======== Passage provided

The drive is along the coast, so has a few curves, but it isn't twisty like the Road to Hana or anything.  There are communities dotted along the way, so there is plenty to see as you go.  It's an easy drive, and is the only road on that side of the island.  Along the way you can stop to see Crouching Lion, the Kualoa Ranch (where they filmed Lost and other shows) and Chinaman's Hat island.  There are a number of nice, easy beaches your kids might enjoy, but none will compare to Kailua Beach. 

Kailua Beach is adjacent to Lanikai Beach, but is much better for relaxing with the family.  There is a parking lot, restrooms, grassy areas, shade trees, and a very long sandy beach. The Kalapawai Market is about a block away, offering cold drinks and deli sandwiches, along with other convenience store foods.

================

Task brief:
Render this sentence from the beach passage above into Spanish: "Kailua Beach is adjacent to Lanikai Beach, but is much better for relaxing with the family."

======== Data

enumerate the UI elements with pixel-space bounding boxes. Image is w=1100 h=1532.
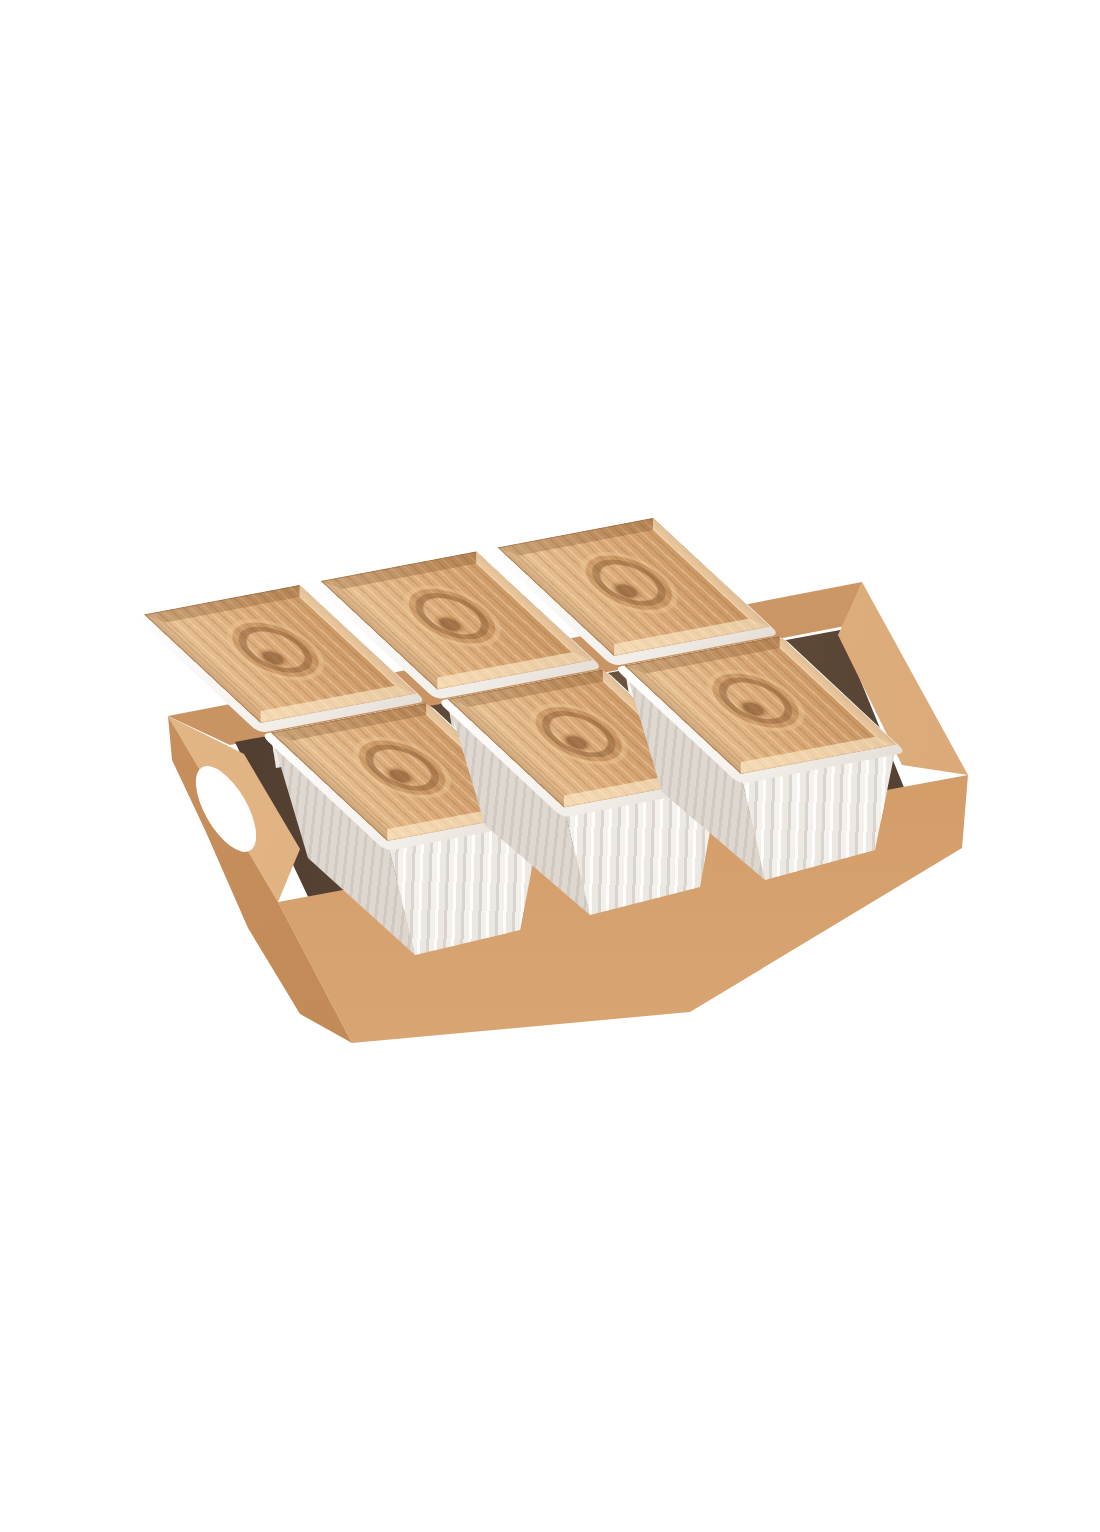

================

Answer in full:
Kailua Beach está junto a Lanikai Beach, pero es mucho mejor para relajarse con la familia.